** Begin SOURCE RECORDS **
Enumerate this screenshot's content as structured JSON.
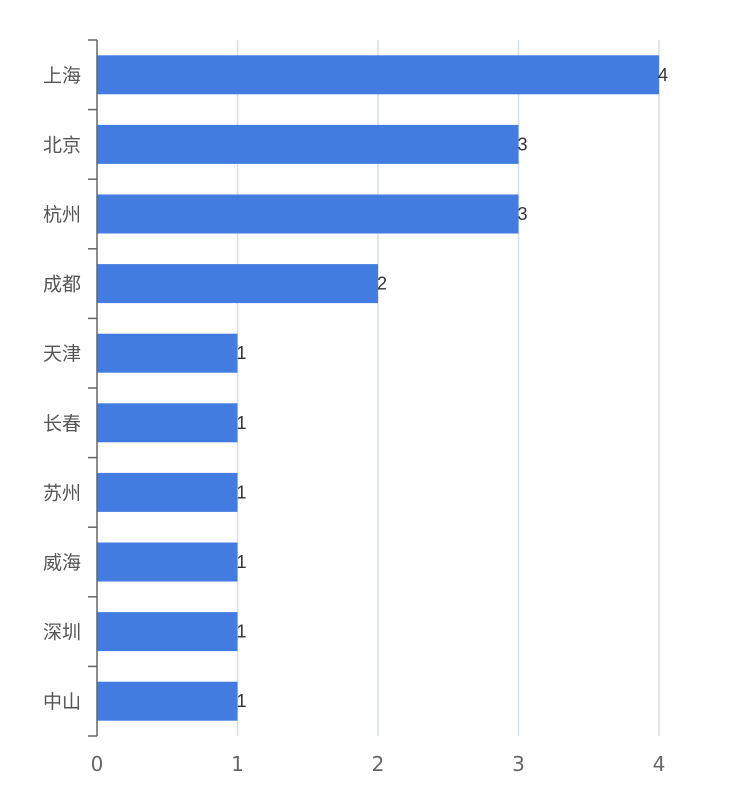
{
  "chart_data": {
    "type": "bar",
    "orientation": "horizontal",
    "categories": [
      "上海",
      "北京",
      "杭州",
      "成都",
      "天津",
      "长春",
      "苏州",
      "威海",
      "深圳",
      "中山"
    ],
    "values": [
      4,
      3,
      3,
      2,
      1,
      1,
      1,
      1,
      1,
      1
    ],
    "xlim": [
      0,
      4
    ],
    "x_ticks": [
      "0",
      "1",
      "2",
      "3",
      "4"
    ],
    "grid": true,
    "data_labels": true,
    "legend": "none"
  },
  "colors": {
    "bar": "#437ce0",
    "grid": "#d5dee8",
    "axis": "#666666"
  }
}
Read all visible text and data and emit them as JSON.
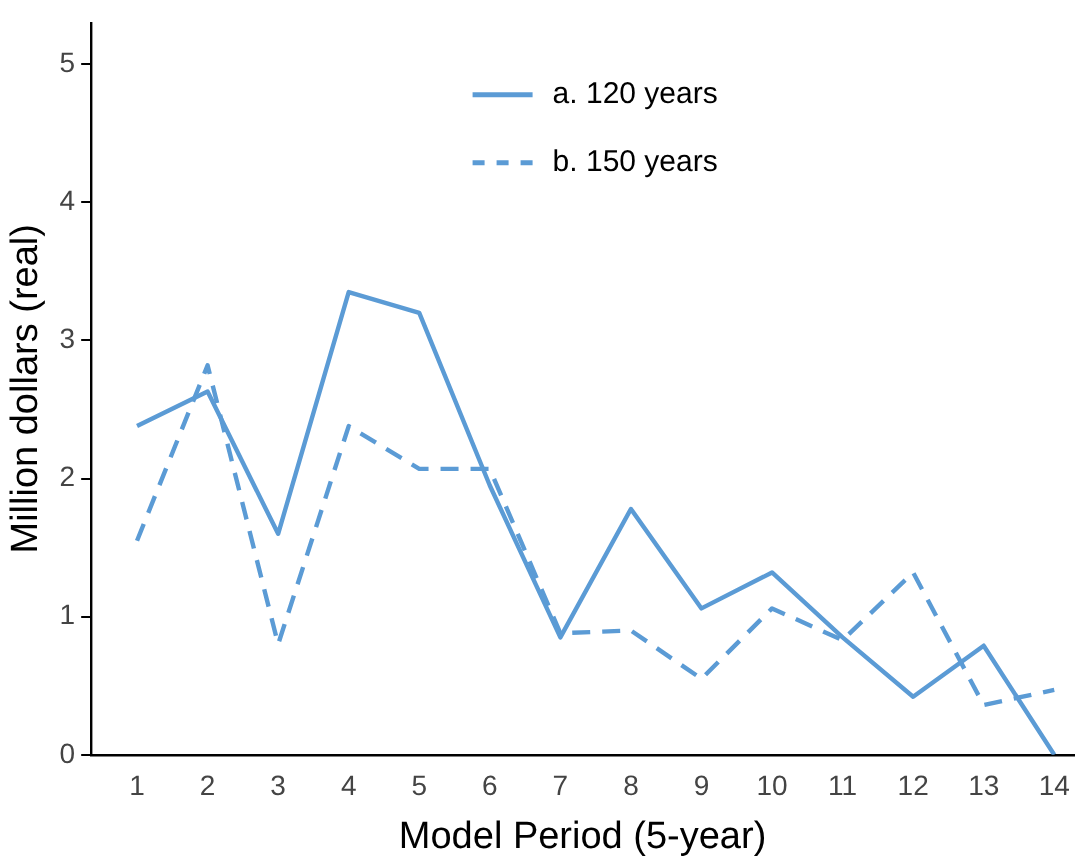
{
  "chart_data": {
    "type": "line",
    "xlabel": "Model Period (5-year)",
    "ylabel": "Million dollars (real)",
    "x": [
      1,
      2,
      3,
      4,
      5,
      6,
      7,
      8,
      9,
      10,
      11,
      12,
      13,
      14
    ],
    "xlim": [
      0.35,
      14.28
    ],
    "xticks": [
      1,
      2,
      3,
      4,
      5,
      6,
      7,
      8,
      9,
      10,
      11,
      12,
      13,
      14
    ],
    "ylim": [
      0,
      5.3
    ],
    "yticks": [
      0,
      1,
      2,
      3,
      4,
      5
    ],
    "grid": false,
    "legend": "top",
    "marker": "none",
    "series": [
      {
        "name": "a. 120 years",
        "color": "#5b9bd5",
        "line_style": "solid",
        "values": [
          2.38,
          2.63,
          1.6,
          3.35,
          3.2,
          1.95,
          0.85,
          1.78,
          1.06,
          1.32,
          0.85,
          0.42,
          0.79,
          0
        ]
      },
      {
        "name": "b. 150 years",
        "color": "#5b9bd5",
        "line_style": "dashed",
        "values": [
          1.55,
          2.82,
          0.8,
          2.38,
          2.07,
          2.07,
          0.88,
          0.9,
          0.55,
          1.06,
          0.83,
          1.32,
          0.36,
          0.47
        ]
      }
    ]
  }
}
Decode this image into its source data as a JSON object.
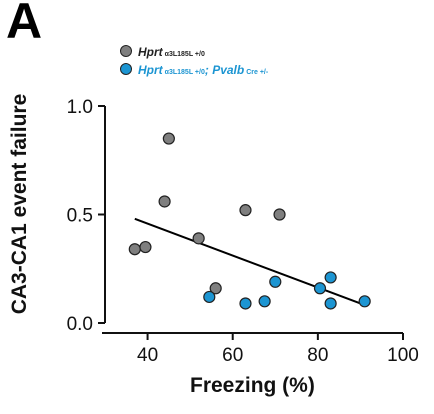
{
  "panel_label": "A",
  "legend": [
    {
      "name": "Hprt",
      "superscript": "α3L185L +/0",
      "color": "#7f7f7f"
    },
    {
      "name": "Hprt",
      "superscript": "α3L185L +/0",
      "name2": "Pvalb",
      "superscript2": "Cre +/-",
      "color": "#1c95d2"
    }
  ],
  "chart_data": {
    "type": "scatter",
    "xlabel": "Freezing (%)",
    "ylabel": "CA3-CA1 event failure",
    "xlim": [
      30,
      100
    ],
    "ylim": [
      0,
      1.0
    ],
    "xticks": [
      40,
      60,
      80,
      100
    ],
    "yticks": [
      0.0,
      0.5,
      1.0
    ],
    "ytick_labels": [
      "0.0",
      "0.5",
      "1.0"
    ],
    "grid": false,
    "legend_position": "top-left",
    "series": [
      {
        "name": "Hprt α3L185L +/0",
        "color": "#7f7f7f",
        "points": [
          [
            37,
            0.34
          ],
          [
            39.5,
            0.35
          ],
          [
            44,
            0.56
          ],
          [
            45,
            0.85
          ],
          [
            52,
            0.39
          ],
          [
            56,
            0.16
          ],
          [
            63,
            0.52
          ],
          [
            71,
            0.5
          ]
        ]
      },
      {
        "name": "Hprt α3L185L +/0; Pvalb Cre +/-",
        "color": "#1c95d2",
        "points": [
          [
            54.5,
            0.12
          ],
          [
            63,
            0.09
          ],
          [
            67.5,
            0.1
          ],
          [
            70,
            0.19
          ],
          [
            80.5,
            0.16
          ],
          [
            83,
            0.21
          ],
          [
            83,
            0.09
          ],
          [
            91,
            0.1
          ]
        ]
      }
    ],
    "regression_line": {
      "x": [
        37,
        90
      ],
      "y": [
        0.48,
        0.09
      ],
      "color": "#000000"
    }
  }
}
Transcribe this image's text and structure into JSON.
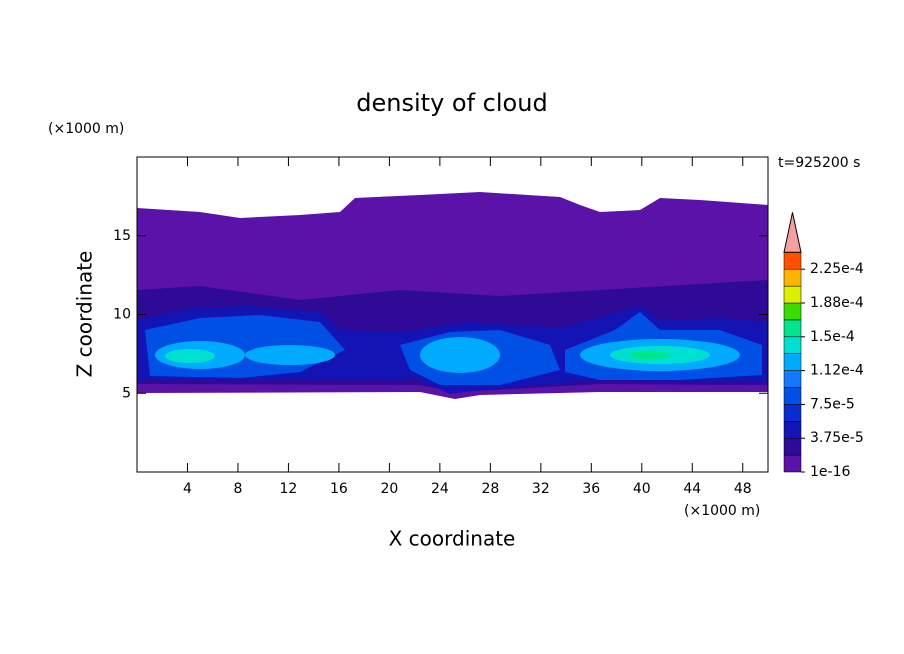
{
  "chart_data": {
    "type": "contour",
    "title": "density of cloud",
    "x_label": "X coordinate",
    "y_label": "Z coordinate",
    "x_unit": "(×1000 m)",
    "y_unit": "(×1000 m)",
    "time_label": "t=925200 s",
    "xlim": [
      0,
      50
    ],
    "xticks": [
      4,
      8,
      12,
      16,
      20,
      24,
      28,
      32,
      36,
      40,
      44,
      48
    ],
    "ylim": [
      0,
      20
    ],
    "yticks": [
      5,
      10,
      15
    ],
    "colorbar": {
      "clim": [
        1e-16,
        0.00024375
      ],
      "ticks": [
        {
          "value": 1e-16,
          "label": "1e-16"
        },
        {
          "value": 3.75e-05,
          "label": "3.75e-5"
        },
        {
          "value": 7.5e-05,
          "label": "7.5e-5"
        },
        {
          "value": 0.0001125,
          "label": "1.12e-4"
        },
        {
          "value": 0.00015,
          "label": "1.5e-4"
        },
        {
          "value": 0.0001875,
          "label": "1.88e-4"
        },
        {
          "value": 0.000225,
          "label": "2.25e-4"
        }
      ],
      "colors": [
        "#5a12a8",
        "#2e0a96",
        "#1414b4",
        "#0a2ad2",
        "#0050e6",
        "#1478ff",
        "#00aaff",
        "#00e0d0",
        "#00e68c",
        "#3cdc00",
        "#dcf000",
        "#ffb400",
        "#ff5000"
      ],
      "over_color": "#f4a0a0"
    }
  }
}
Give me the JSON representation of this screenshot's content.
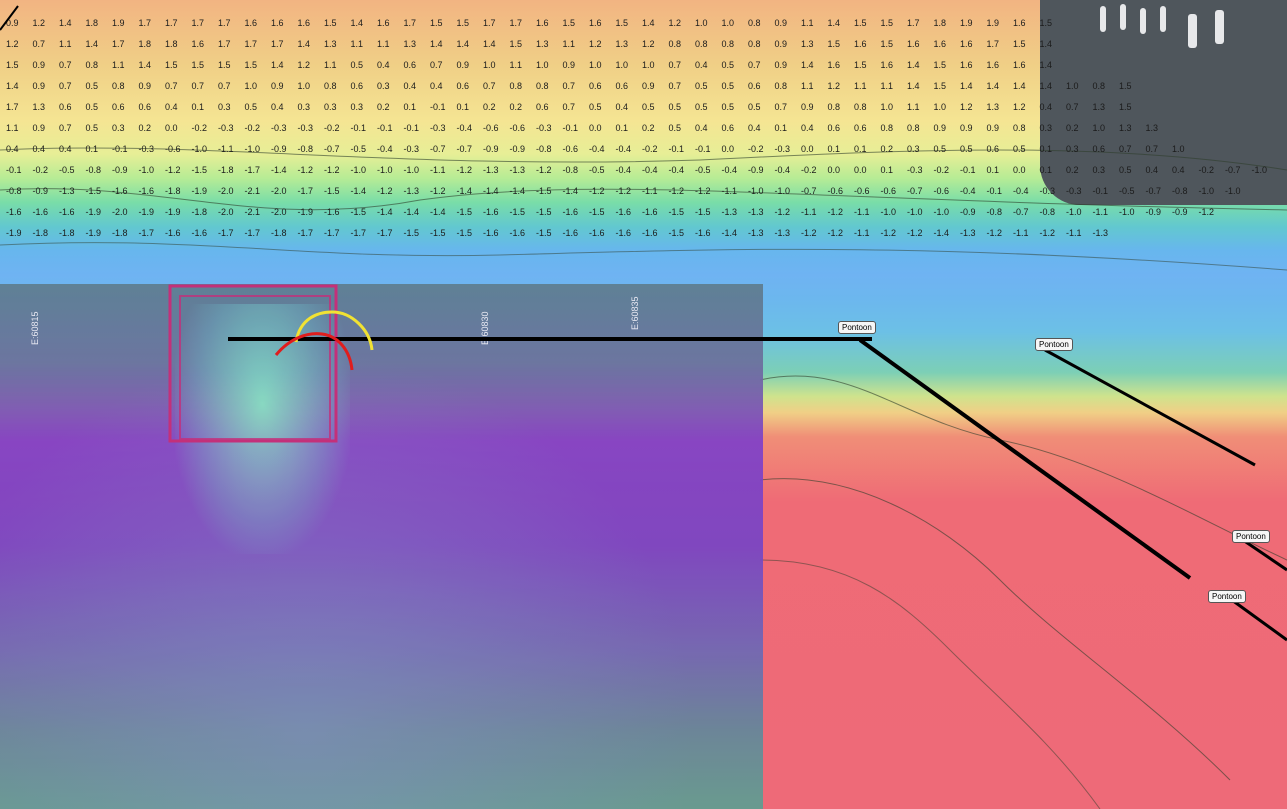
{
  "map": {
    "left_panel_labels": [
      "E:60815",
      "E:60830",
      "E:60835"
    ],
    "pontoon_labels": [
      {
        "text": "Pontoon"
      },
      {
        "text": "Pontoon"
      },
      {
        "text": "Pontoon"
      },
      {
        "text": "Pontoon"
      }
    ],
    "colors": {
      "orange": "#f2b482",
      "yellow": "#f5e593",
      "green": "#79dda8",
      "blue": "#6fb3f2",
      "red": "#ef6b76",
      "purple_overlay": "#8040c9",
      "highlight_box": "#c3307a",
      "arc_yellow": "#f1e233",
      "arc_red": "#e01d1d",
      "line": "#000000"
    },
    "depth_grid": [
      "0.9 1.2 1.4 1.8 1.9 1.7 1.7 1.7 1.7 1.6 1.6 1.6 1.5 1.4 1.6 1.7 1.5 1.5 1.7 1.7 1.6 1.5 1.6 1.5 1.4 1.2 1.0 1.0 0.8 0.9 1.1 1.4 1.5 1.5 1.7 1.8 1.9 1.9 1.6 1.5",
      "1.2 0.7 1.1 1.4 1.7 1.8 1.8 1.6 1.7 1.7 1.7 1.4 1.3 1.1 1.1 1.3 1.4 1.4 1.4 1.5 1.3 1.1 1.2 1.3 1.2 0.8 0.8 0.8 0.8 0.9 1.3 1.5 1.6 1.5 1.6 1.6 1.6 1.7 1.5 1.4",
      "1.5 0.9 0.7 0.8 1.1 1.4 1.5 1.5 1.5 1.5 1.4 1.2 1.1 0.5 0.4 0.6 0.7 0.9 1.0 1.1 1.0 0.9 1.0 1.0 1.0 0.7 0.4 0.5 0.7 0.9 1.4 1.6 1.5 1.6 1.4 1.5 1.6 1.6 1.6 1.4",
      "1.4 0.9 0.7 0.5 0.8 0.9 0.7 0.7 0.7 1.0 0.9 1.0 0.8 0.6 0.3 0.4 0.4 0.6 0.7 0.8 0.8 0.7 0.6 0.6 0.9 0.7 0.5 0.5 0.6 0.8 1.1 1.2 1.1 1.1 1.4 1.5 1.4 1.4 1.4 1.4 1.0 0.8 1.5",
      "1.7 1.3 0.6 0.5 0.6 0.6 0.4 0.1 0.3 0.5 0.4 0.3 0.3 0.3 0.2 0.1 -0.1 0.1 0.2 0.2 0.6 0.7 0.5 0.4 0.5 0.5 0.5 0.5 0.5 0.7 0.9 0.8 0.8 1.0 1.1 1.0 1.2 1.3 1.2 0.4 0.7 1.3 1.5",
      "1.1 0.9 0.7 0.5 0.3 0.2 0.0 -0.2 -0.3 -0.2 -0.3 -0.3 -0.2 -0.1 -0.1 -0.1 -0.3 -0.4 -0.6 -0.6 -0.3 -0.1 0.0 0.1 0.2 0.5 0.4 0.6 0.4 0.1 0.4 0.6 0.6 0.8 0.8 0.9 0.9 0.9 0.8 0.3 0.2 1.0 1.3 1.3",
      "0.4 0.4 0.4 0.1 -0.1 -0.3 -0.6 -1.0 -1.1 -1.0 -0.9 -0.8 -0.7 -0.5 -0.4 -0.3 -0.7 -0.7 -0.9 -0.9 -0.8 -0.6 -0.4 -0.4 -0.2 -0.1 -0.1 0.0 -0.2 -0.3 0.0 0.1 0.1 0.2 0.3 0.5 0.5 0.6 0.5 0.1 0.3 0.6 0.7 0.7 1.0",
      "-0.1 -0.2 -0.5 -0.8 -0.9 -1.0 -1.2 -1.5 -1.8 -1.7 -1.4 -1.2 -1.2 -1.0 -1.0 -1.0 -1.1 -1.2 -1.3 -1.3 -1.2 -0.8 -0.5 -0.4 -0.4 -0.4 -0.5 -0.4 -0.9 -0.4 -0.2 0.0 0.0 0.1 -0.3 -0.2 -0.1 0.1 0.0 0.1 0.2 0.3 0.5 0.4 0.4 -0.2 -0.7 -1.0",
      "-0.8 -0.9 -1.3 -1.5 -1.6 -1.6 -1.8 -1.9 -2.0 -2.1 -2.0 -1.7 -1.5 -1.4 -1.2 -1.3 -1.2 -1.4 -1.4 -1.4 -1.5 -1.4 -1.2 -1.2 -1.1 -1.2 -1.2 -1.1 -1.0 -1.0 -0.7 -0.6 -0.6 -0.6 -0.7 -0.6 -0.4 -0.1 -0.4 -0.3 -0.3 -0.1 -0.5 -0.7 -0.8 -1.0 -1.0",
      "-1.6 -1.6 -1.6 -1.9 -2.0 -1.9 -1.9 -1.8 -2.0 -2.1 -2.0 -1.9 -1.6 -1.5 -1.4 -1.4 -1.4 -1.5 -1.6 -1.5 -1.5 -1.6 -1.5 -1.6 -1.6 -1.5 -1.5 -1.3 -1.3 -1.2 -1.1 -1.2 -1.1 -1.0 -1.0 -1.0 -0.9 -0.8 -0.7 -0.8 -1.0 -1.1 -1.0 -0.9 -0.9 -1.2",
      "-1.9 -1.8 -1.8 -1.9 -1.8 -1.7 -1.6 -1.6 -1.7 -1.7 -1.8 -1.7 -1.7 -1.7 -1.7 -1.5 -1.5 -1.5 -1.6 -1.6 -1.5 -1.6 -1.6 -1.6 -1.6 -1.5 -1.6 -1.4 -1.3 -1.3 -1.2 -1.2 -1.1 -1.2 -1.2 -1.4 -1.3 -1.2 -1.1 -1.2 -1.1 -1.3"
    ]
  }
}
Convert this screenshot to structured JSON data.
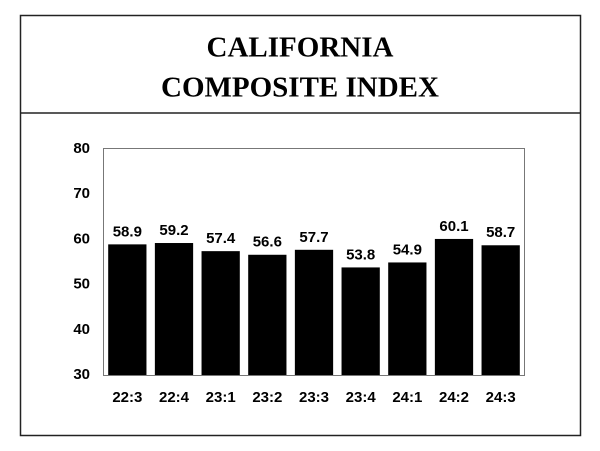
{
  "chart_data": {
    "type": "bar",
    "title": [
      "CALIFORNIA",
      "COMPOSITE INDEX"
    ],
    "categories": [
      "22:3",
      "22:4",
      "23:1",
      "23:2",
      "23:3",
      "23:4",
      "24:1",
      "24:2",
      "24:3"
    ],
    "values": [
      58.9,
      59.2,
      57.4,
      56.6,
      57.7,
      53.8,
      54.9,
      60.1,
      58.7
    ],
    "color": "#000000",
    "ylim": [
      30,
      80
    ],
    "yticks": [
      30,
      40,
      50,
      60,
      70,
      80
    ],
    "grid": false
  }
}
** End SOURCE RECORDS **
EXERCISE DIRECTIONS: Output only the lines running from the line with "Convert this screenshot" through the last line of the entries above, inclusive, with pictures excluded.

TASK RESULT:
Convert this screenshot to structured JSON data.
{
  "chart_data": {
    "type": "bar",
    "title": [
      "CALIFORNIA",
      "COMPOSITE INDEX"
    ],
    "categories": [
      "22:3",
      "22:4",
      "23:1",
      "23:2",
      "23:3",
      "23:4",
      "24:1",
      "24:2",
      "24:3"
    ],
    "values": [
      58.9,
      59.2,
      57.4,
      56.6,
      57.7,
      53.8,
      54.9,
      60.1,
      58.7
    ],
    "color": "#000000",
    "ylim": [
      30,
      80
    ],
    "yticks": [
      30,
      40,
      50,
      60,
      70,
      80
    ],
    "grid": false
  }
}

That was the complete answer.